Using the word "vindt" as the filter, copy each matching line from the records.
::: Data shown :::
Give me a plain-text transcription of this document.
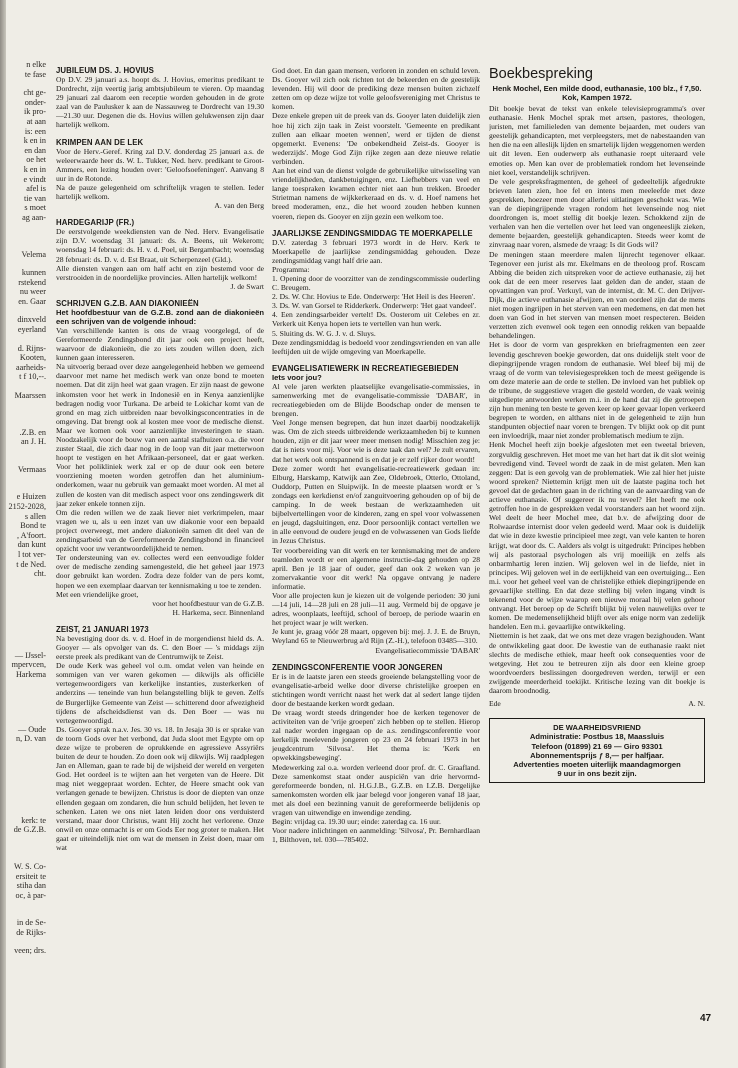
n elke
te fase
cht ge-
onder-
ik pro-
at aan
is: een
k en in
en dan
oe het
k en in
e vindt
afel is
tie van
s moet
ag aan-
Velema
kunnen
rstekend
nu weer
en. Gaar
dinxveld
eyerland
d. Rijns-
Kooten,
aarheids-
t f 10,--.
Maarssen
.Z.B. en
an J. H.
Vermaas
e Huizen
2152-2028,
s allen
Bond te
, A'foort.
dan kunt
l tot ver-
t de Ned.
cht.
— IJssel-
mpervcen,
Harkema
— Oude
n, D. van
kerk: te
de G.Z.B.
W. S. Co-
ersiteit te
stiha dan
oc, à par-
in de Se-
de Rijks-
veen; drs.
JUBILEUM DS. J. HOVIUS

Op D.V. 29 januari a.s. hoopt ds. J. Hovius, emeritus predikant te Dordrecht, zijn veertig jarig ambtsjubileum te vieren. Op maandag 29 januari zal daarom een receptie worden gehouden in de grote zaal van de Paulusker k aan de Nassauweg te Dordrecht van 19.30—21.30 uur. Degenen die ds. Hovius willen gelukwensen zijn daar hartelijk welkom.

KRIMPEN AAN DE LEK

Voor de Herv.-Geref. Kring zal D.V. donderdag 25 januari a.s. de weleerwaarde heer ds. W. L. Tukker, Ned. herv. predikant te Groot-Ammers, een lezing houden over: 'Geloofsoefeningen'. Aanvang 8 uur in de Rotonde.
Na de pauze gelegenheid om schriftelijk vragen te stellen. Ieder hartelijk welkom.

A. van den Berg

HARDEGARIJP (FR.)

De eerstvolgende weekdiensten van de Ned. Herv. Evangelisatie zijn D.V. woensdag 31 januari: ds. A. Beens, uit Wekerom; woensdag 14 februari: ds. H. v. d. Poel, uit Bergambacht; woensdag 28 februari: ds. D. v. d. Est Braat, uit Scherpenzeel (Gld.).
Alle diensten vangen aan om half acht en zijn bestemd voor de verstrooiden in de noordelijke provincies. Allen hartelijk welkom!

J. de Swart

SCHRIJVEN G.Z.B. AAN DIAKONIEËN
Het hoofdbestuur van de G.Z.B. zond aan de diakonieën een schrijven van de volgende inhoud:

Van verschillende kanten is ons de vraag voorgelegd, of de Gereformeerde Zendingsbond dit jaar ook een project heeft, waarvoor de diakonieën, die zo iets zouden willen doen, zich kunnen gaan interesseren.
Na uitvoerig beraad over deze aangelegenheid hebben we gemeend daarvoor met name het medisch werk van onze bond te moeten noemen. Dat dit zijn heel wat gaan vragen. Er zijn naast de gewone inkomsten voor het werk in Indonesië en in Kenya aanzienlijke bedragen nodig voor Turkana. De arbeid te Lokichar komt van de grond en mag zich uitbreiden naar bevolkingsconcentraties in de omgeving. Dat brengt ook al kosten mee voor de medische dienst. Maar we komen ook voor aanzienlijke investeringen te staan. Noodzakelijk voor de bouw van een aantal stafhuizen o.a. die voor zuster Staal, die zich daar nog in de loop van dit jaar metterwoon hoopt te vestigen en het Afrikaan-personeel, dat er gaat werken. Voor het polikliniek werk zal er op de duur ook een betere voorziening moeten worden getroffen dan het aluminium-onderkomen, waar nu gebruik van gemaakt moet worden. Al met al zullen de kosten van dit medisch aspect voor ons zendingswerk dit jaar zeker enkele tonnen zijn.
Om die reden willen we de zaak liever niet verkrimpelen, maar vragen we u, als u een inzet van uw diakonie voor een bepaald project overweegt, met andere diakonieën samen dit deel van de zendingsarbeid van de Gereformeerde Zendingsbond in financieel opzicht voor uw verantwoordelijkheid te nemen.
Ter ondersteuning van ev. collectes werd een eenvoudige folder over de medische zending samengesteld, die het geheel jaar 1973 door gebruikt kan worden. Zodra deze folder van de pers komt, hopen we een exemplaar daarvan ter kennismaking u toe te zenden.
Met een vriendelijke groet,

voor het hoofdbestuur van de G.Z.B.
H. Harkema, secr. Binnenland

ZEIST, 21 JANUARI 1973

Na bevestiging door ds. v. d. Hoef in de morgendienst hield ds. A. Gooyer — als opvolger van ds. C. den Boer — 's middags zijn eerste preek als predikant van de Centrumwijk te Zeist.
De oude Kerk was geheel vol o.m. omdat velen van heinde en sommigen van ver waren gekomen — dikwijls als officiële vertegenwoordigers van kerkelijke instanties, zusterkerken of anderzins — teneinde van hun belangstelling blijk te geven. Zelfs de Burgerlijke Gemeente van Zeist — schitterend door afwezigheid tijdens de afscheidsdienst van ds. Den Boer — was nu vertegenwoordigd.
Ds. Gooyer sprak n.a.v. Jes. 30 vs. 18. In Jesaja 30 is er sprake van de toorn Gods over het verbond, dat Juda sloot met Egypte om op deze wijze te proberen de oprukkende en agressieve Assyriërs buiten de deur te houden. Zo doen ook wij dikwijls. Wij raadplegen Jan en Alleman, gaan te rade bij de wijsheid der wereld en vergeten God. Het oordeel is te wijten aan het vergeten van de Heere. Dit mag niet weggepraat worden. Echter, de Heere smacht ook van verlangen genade te bewijzen. Christus is door de diepten van onze ellenden gegaan om zondaren, die hun schuld belijden, het leven te schenken. Laten we ons niet laten leiden door ons verduisterd verstand, maar door Christus, want Hij zocht het verlorene. Onze onwil en onze onmacht is er om Gods Eer nog groter te maken. Het gaat er uiteindelijk niet om wat de mensen in Zeist doen, maar om wat

God doet. En dan gaan mensen, verloren in zonden en schuld leven. Ds. Gooyer wil zich ook richten tot de bekeerden en de geestelijk levenden. Hij wil door de prediking deze mensen buiten zichzelf zetten om op deze wijze tot volle geloofsvereniging met Christus te komen.
Deze enkele grepen uit de preek van ds. Gooyer laten duidelijk zien hoe hij zich zijn taak in Zeist voorstelt. 'Gemeente en predikant zullen aan elkaar moeten wennen', werd er tijden de dienst opgemerkt. Evenens: 'De onbekendheid Zeist-ds. Gooyer is wederzijds'. Moge God Zijn rijke zegen aan deze nieuwe relatie verbinden.
Aan het eind van de dienst volgde de gebruikelijke uitwisseling van vriendelijkheden, dankbetuigingen, enz. Liefhebbers van veel en lange toespraken kwamen echter niet aan hun trekken. Broeder Strietman namens de wijkkerkeraad en ds. v. d. Hoef namens het breed moderamen, enz., die het woord zouden hebben kunnen voeren, riepen ds. Gooyer en zijn gezin een welkom toe.

JAARLIJKSE ZENDINGSMIDDAG TE MOERKAPELLE

D.V. zaterdag 3 februari 1973 wordt in de Herv. Kerk te Moerkapelle de jaarlijkse zendingsmiddag gehouden. Deze zendingsmiddag vangt half drie aan.
Programma:
1. Opening door de voorzitter van de zendingscommissie ouderling C. Breugem.
2. Ds. W. Chr. Hovius te Ede. Onderwerp: 'Het Heil is des Heeren'.
3. Ds. W. van Gorsel te Ridderkerk. Onderwerp: 'Het gaat vandeel'.
4. Een zendingsarbeider vertelt! Ds. Oosterom uit Celebes en zr. Verkerk uit Kenya hopen iets te vertellen van hun werk.
5. Sluiting ds. W. G. J. v. d. Sluys.
Deze zendingsmiddag is bedoeld voor zendingsvrienden en van alle leeftijden uit de wijde omgeving van Moerkapelle.

EVANGELISATIEWERK IN RECREATIEGEBIEDEN
Iets voor jou?

Al vele jaren werkten plaatselijke evangelisatie-commissies, in samenwerking met de evangelisatie-commissie 'DABAR', in recreatiegebieden om de Blijde Boodschap onder de mensen te brengen.
Veel Jonge mensen begrepen, dat hun inzet daarbij noodzakelijk was. Om de zich steeds uitbreidende werkzaamheden bij te kunnen houden, zijn er dit jaar weer meer mensen nodig! Misschien zeg je: dat is niets voor mij. Voor wie is deze taak dan wel? Je zult ervaren, dat het werk ook ontspannend is en dat je er zelf rijker door wordt!
Deze zomer wordt het evangelisatie-recreatiewerk gedaan in: Elburg, Harskamp, Katwijk aan Zee, Oldebroek, Otterlo, Ottoland, Ouddorp, Putten en Sluipwijk. In de meeste plaatsen wordt er 's zondags een kerkdienst en/of zanguitvoering gehouden op of bij de camping. In de week bestaan de werkzaamheden uit bijbelvertellingen voor de kinderen, zang en spel voor volwassenen en jeugd, dagsluitingen, enz. Door persoonlijk contact vertellen we in alle eenvoud de oudere jeugd en de volwassenen van Gods liefde in Jezus Christus.
Ter voorbereiding van dit werk en ter kennismaking met de andere teamleden wordt er een algemene instructie-dag gehouden op 28 april. Ben je 18 jaar of ouder, geef dan ook 2 weken van je zomervakantie voor dit werk! Na opgave ontvang je nadere informatie.
Voor alle projecten kun je kiezen uit de volgende perioden: 30 juni—14 juli, 14—28 juli en 28 juli—11 aug. Vermeld bij de opgave je adres, woonplaats, leeftijd, school of beroep, de periode waarin en het project waar je wilt werken.
Je kunt je, graag vóór 28 maart, opgeven bij: mej. J. J. E. de Bruyn, Weyland 65 te Nieuwerbrug a/d Rijn (Z.-H.), telefoon 03485—310.

Evangelisatiecommissie 'DABAR'

ZENDINGSCONFERENTIE VOOR JONGEREN

Er is in de laatste jaren een steeds groeiende belangstelling voor de evangelisatie-arbeid welke door diverse christelijke groepen en stichtingen wordt verricht naast het werk dat al sedert lange tijden door de bestaande kerken wordt gedaan.
De vraag wordt steeds dringender hoe de kerken tegenover de activiteiten van de 'vrije groepen' zich hebben op te stellen. Hierop zal nader worden ingegaan op de a.s. zendingsconferentie voor kerkelijk meelevende jongeren op 23 en 24 februari 1973 in het jeugdcentrum 'Silvosa'. Het thema is: 'Kerk en opwekkingsbeweging'.
Medewerking zal o.a. worden verleend door prof. dr. C. Graafland. Deze samenkomst staat onder auspiciën van drie hervormd-gereformeerde bonden, nl. H.G.J.B., G.Z.B. en I.Z.B. Dergelijke samenkomsten worden elk jaar belegd voor jongeren vanaf 18 jaar, met als doel een bezinning vanuit de gereformeerde belijdenis op vragen van uitwendige en inwendige zending.
Begin: vrijdag ca. 19.30 uur; einde: zaterdag ca. 16 uur.
Voor nadere inlichtingen en aanmelding: 'Silvosa', Pr. Bernhardlaan 1, Bilthoven, tel. 030—785402.

Boekbespreking
Henk Mochel, Een milde dood, euthanasie, 100 blz., f 7,50. Kok, Kampen 1972.

Dit boekje bevat de tekst van enkele televisieprogramma's over euthanasie. Henk Mochel sprak met artsen, pastores, theologen, juristen, met familieleden van demente bejaarden, met ouders van geestelijk gehandicapten, met verpleegsters, met de nabestaanden van hen die na een alleslijk lijden en smartelijk lijden weggenomen werden uit dit leven. Een ouderwerp als euthanasie roept uiteraard vele emoties op. Men kan over de problematiek rondom het levenseinde niet koel, verstandelijk schrijven.
De vele gespreksfragmenten, de geheel of gedeeltelijk afgedrukte brieven laten zien, hoe fel en intens men meeleefde met deze gesprekken, hoezeer men door allerlei uitlatingen geschokt was. Wie van de diepingrijpende vragen rondom het levenseinde nog niet doordrongen is, moet stellig dit boekje lezen. Schokkend zijn de verhalen van hen die vertellen over het leed van ongeneeslijk zieken, demente bejaarden, geestelijk gehandicapten. Steeds weer komt de zinvraag naar voren, alsmede de vraag: Is dit Gods wil?
De meningen staan meerdere malen lijnrecht tegenover elkaar. Tegenover een jurist als mr. Ekelmans en de theoloog prof. Roscam Abbing die beiden zich uitspreken voor de actieve euthanasie, zij het ook dat de een meer reserves laat gelden dan de ander, staan de opvattingen van prof. Verkuyl, van de internist, dr. M. C. den Drijver-Dijk, die actieve euthanasie afwijzen, en van oordeel zijn dat de mens niet mogen ingrijpen in het sterven van een medemens, en dat men het doen van God in het sterven van mensen moet respecteren. Beiden verzetten zich evenwel ook tegen een onnodig rekken van bepaalde behandelingen.
Het is door de vorm van gesprekken en briefragmenten een zeer levendig geschreven boekje geworden, dat ons duidelijk stelt voor de diepingrijpende vragen rondom de euthanasie. Wel bleef bij mij de vraag of de vorm van televisiegesprekken toch de meest geëigende is om deze materie aan de orde te stellen. De invloed van het publiek op de tribune, de suggestieve vragen die gesteld worden, de vaak weinig uitgediepte antwoorden werken m.i. in de hand dat zij die getroepen zijn hun mening ten beste te geven keer op keer gevaar lopen verkeerd begrepen te worden, en althans niet in de gelegenheid te zijn hun standpunten objectief naar voren te brengen. Tv blijkt ook op dit punt een invloedrijk, maar niet zonder problematisch medium te zijn.
Henk Mochel heeft zijn boekje afgesloten met een tweetal brieven, zorgvuldig geschreven. Het moet me van het hart dat ik dit slot weinig bevredigend vind. Teveel wordt de zaak in de mist gelaten. Men kan zeggen: Dat is een gevolg van de problematiek. Wie zal hier het juiste woord spreken? Niettemin krijgt men uit de laatste pagina toch het gevoel dat de gedachten gaan in de richting van de aanvaarding van de actieve euthanasie. Of suggereer ik nu teveel? Het heeft me ook getroffen hoe in de gesprekken vedal voorstanders aan het woord zijn. Wel deelt de heer Mochel mee, dat b.v. de afwijzing door de Rolwaardse internist door velen gedeeld werd. Maar ook is duidelijk dat wie in deze kwestie principieel mee zegt, van vele kanten te horen krijgt, wat door ds. C. Aalders als volgt is uitgedrukt: Principes hebben wij als pastoraal psychologen als vrij moeilijk en zelfs als onbarmhartig leren inzien. Wij geloven wel in de liefde, niet in principes. Wij geloven wel in de eerlijkheid van een overtuiging... Een m.i. voor het geheel veel van de christelijke ethiek diepingrijpende en gevaarlijke stelling. En dat deze stelling bij velen ingang vindt is tekenend voor de wijze waarop een nieuwe moraal bij velen gehoor ontvangt. Het beroep op de Schrift blijkt bij velen nauwelijks over te komen. De medemenselijkheid blijft over als enige norm van zedelijk handelen. Een m.i. gevaarlijke ontwikkeling.
Niettemin is het zaak, dat we ons met deze vragen bezighouden. Want de ontwikkeling gaat door. De kwestie van de euthanasie raakt niet slechts de medische ethiek, maar heeft ook consequenties voor de wetgeving. Het zou te betreuren zijn als door een kleine groep woordvoerders beslissingen doorgedreven werden, terwijl er een zwijgende meerderheid toekijkt. Kritische lezing van dit boekje is daarom broodnodig.

Ede	A. N.
DE WAARHEIDSVRIEND
Administratie: Postbus 18, Maassluis
Telefoon (01899) 21 69 — Giro 93301
Abonnementsprijs ƒ 8,— per halfjaar.
Advertenties moeten uiterlijk maandagmorgen
9 uur in ons bezit zijn.
47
:::
## Written reply
e vindt
Henk Mochel heeft zijn boekje afgesloten met een tweetal brieven, zorgvuldig geschreven. Het moet me van het hart dat ik dit slot weinig bevredigend vind. Teveel wordt de zaak in de mist gelaten. Men kan zeggen: Dat is een gevolg van de problematiek. Wie zal hier het juiste woord spreken? Niettemin krijgt men uit de laatste pagina toch het gevoel dat de gedachten gaan in de richting van de aanvaarding van de actieve euthanasie. Of suggereer ik nu teveel? Het heeft me ook getroffen hoe in de gesprekken vedal voorstanders aan het woord zijn. Wel deelt de heer Mochel mee, dat b.v. de afwijzing door de Rolwaardse internist door velen gedeeld werd. Maar ook is duidelijk dat wie in deze kwestie principieel mee zegt, van vele kanten te horen krijgt, wat door ds. C. Aalders als volgt is uitgedrukt: Principes hebben wij als pastoraal psychologen als vrij moeilijk en zelfs als onbarmhartig leren inzien. Wij geloven wel in de liefde, niet in principes. Wij geloven wel in de eerlijkheid van een overtuiging... Een m.i. voor het geheel veel van de christelijke ethiek diepingrijpende en gevaarlijke stelling. En dat deze stelling bij velen ingang vindt is tekenend voor de wijze waarop een nieuwe moraal bij velen gehoor ontvangt. Het beroep op de Schrift blijkt bij velen nauwelijks over te komen. De medemenselijkheid blijft over als enige norm van zedelijk handelen. Een m.i. gevaarlijke ontwikkeling.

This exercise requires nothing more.